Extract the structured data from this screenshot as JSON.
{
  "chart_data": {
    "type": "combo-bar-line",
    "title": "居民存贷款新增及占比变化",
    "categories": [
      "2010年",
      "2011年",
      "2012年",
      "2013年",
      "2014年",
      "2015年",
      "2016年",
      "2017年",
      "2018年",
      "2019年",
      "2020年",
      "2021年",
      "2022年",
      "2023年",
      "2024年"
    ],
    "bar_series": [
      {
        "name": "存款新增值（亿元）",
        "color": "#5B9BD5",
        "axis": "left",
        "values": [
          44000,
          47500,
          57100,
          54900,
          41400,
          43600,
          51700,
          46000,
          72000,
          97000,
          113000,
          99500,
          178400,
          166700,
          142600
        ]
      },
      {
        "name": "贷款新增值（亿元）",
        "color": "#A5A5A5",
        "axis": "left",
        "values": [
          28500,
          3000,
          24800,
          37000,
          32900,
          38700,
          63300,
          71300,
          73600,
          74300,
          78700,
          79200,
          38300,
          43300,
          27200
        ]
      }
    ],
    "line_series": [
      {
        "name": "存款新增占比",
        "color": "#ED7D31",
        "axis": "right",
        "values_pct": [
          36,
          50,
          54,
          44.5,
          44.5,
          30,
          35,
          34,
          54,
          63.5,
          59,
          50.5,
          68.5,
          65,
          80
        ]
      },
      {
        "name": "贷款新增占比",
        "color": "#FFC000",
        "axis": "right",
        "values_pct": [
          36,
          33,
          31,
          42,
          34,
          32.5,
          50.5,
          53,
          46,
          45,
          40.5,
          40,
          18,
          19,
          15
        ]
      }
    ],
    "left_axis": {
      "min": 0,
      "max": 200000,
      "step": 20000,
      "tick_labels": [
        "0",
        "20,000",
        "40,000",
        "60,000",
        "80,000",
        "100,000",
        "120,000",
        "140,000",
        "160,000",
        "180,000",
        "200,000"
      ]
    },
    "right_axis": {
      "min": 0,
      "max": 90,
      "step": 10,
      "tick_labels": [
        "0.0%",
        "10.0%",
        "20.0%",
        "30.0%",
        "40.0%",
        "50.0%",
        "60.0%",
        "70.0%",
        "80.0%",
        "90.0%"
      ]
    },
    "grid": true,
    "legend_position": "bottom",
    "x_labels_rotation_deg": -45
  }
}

_Given problem_. Set down the entries verbatim, leaving none out.

_Result below_.
Extract the structured data from this screenshot as JSON.
{
  "chart_data": {
    "type": "combo-bar-line",
    "title": "居民存贷款新增及占比变化",
    "categories": [
      "2010年",
      "2011年",
      "2012年",
      "2013年",
      "2014年",
      "2015年",
      "2016年",
      "2017年",
      "2018年",
      "2019年",
      "2020年",
      "2021年",
      "2022年",
      "2023年",
      "2024年"
    ],
    "bar_series": [
      {
        "name": "存款新增值（亿元）",
        "color": "#5B9BD5",
        "axis": "left",
        "values": [
          44000,
          47500,
          57100,
          54900,
          41400,
          43600,
          51700,
          46000,
          72000,
          97000,
          113000,
          99500,
          178400,
          166700,
          142600
        ]
      },
      {
        "name": "贷款新增值（亿元）",
        "color": "#A5A5A5",
        "axis": "left",
        "values": [
          28500,
          3000,
          24800,
          37000,
          32900,
          38700,
          63300,
          71300,
          73600,
          74300,
          78700,
          79200,
          38300,
          43300,
          27200
        ]
      }
    ],
    "line_series": [
      {
        "name": "存款新增占比",
        "color": "#ED7D31",
        "axis": "right",
        "values_pct": [
          36,
          50,
          54,
          44.5,
          44.5,
          30,
          35,
          34,
          54,
          63.5,
          59,
          50.5,
          68.5,
          65,
          80
        ]
      },
      {
        "name": "贷款新增占比",
        "color": "#FFC000",
        "axis": "right",
        "values_pct": [
          36,
          33,
          31,
          42,
          34,
          32.5,
          50.5,
          53,
          46,
          45,
          40.5,
          40,
          18,
          19,
          15
        ]
      }
    ],
    "left_axis": {
      "min": 0,
      "max": 200000,
      "step": 20000,
      "tick_labels": [
        "0",
        "20,000",
        "40,000",
        "60,000",
        "80,000",
        "100,000",
        "120,000",
        "140,000",
        "160,000",
        "180,000",
        "200,000"
      ]
    },
    "right_axis": {
      "min": 0,
      "max": 90,
      "step": 10,
      "tick_labels": [
        "0.0%",
        "10.0%",
        "20.0%",
        "30.0%",
        "40.0%",
        "50.0%",
        "60.0%",
        "70.0%",
        "80.0%",
        "90.0%"
      ]
    },
    "grid": true,
    "legend_position": "bottom",
    "x_labels_rotation_deg": -45
  }
}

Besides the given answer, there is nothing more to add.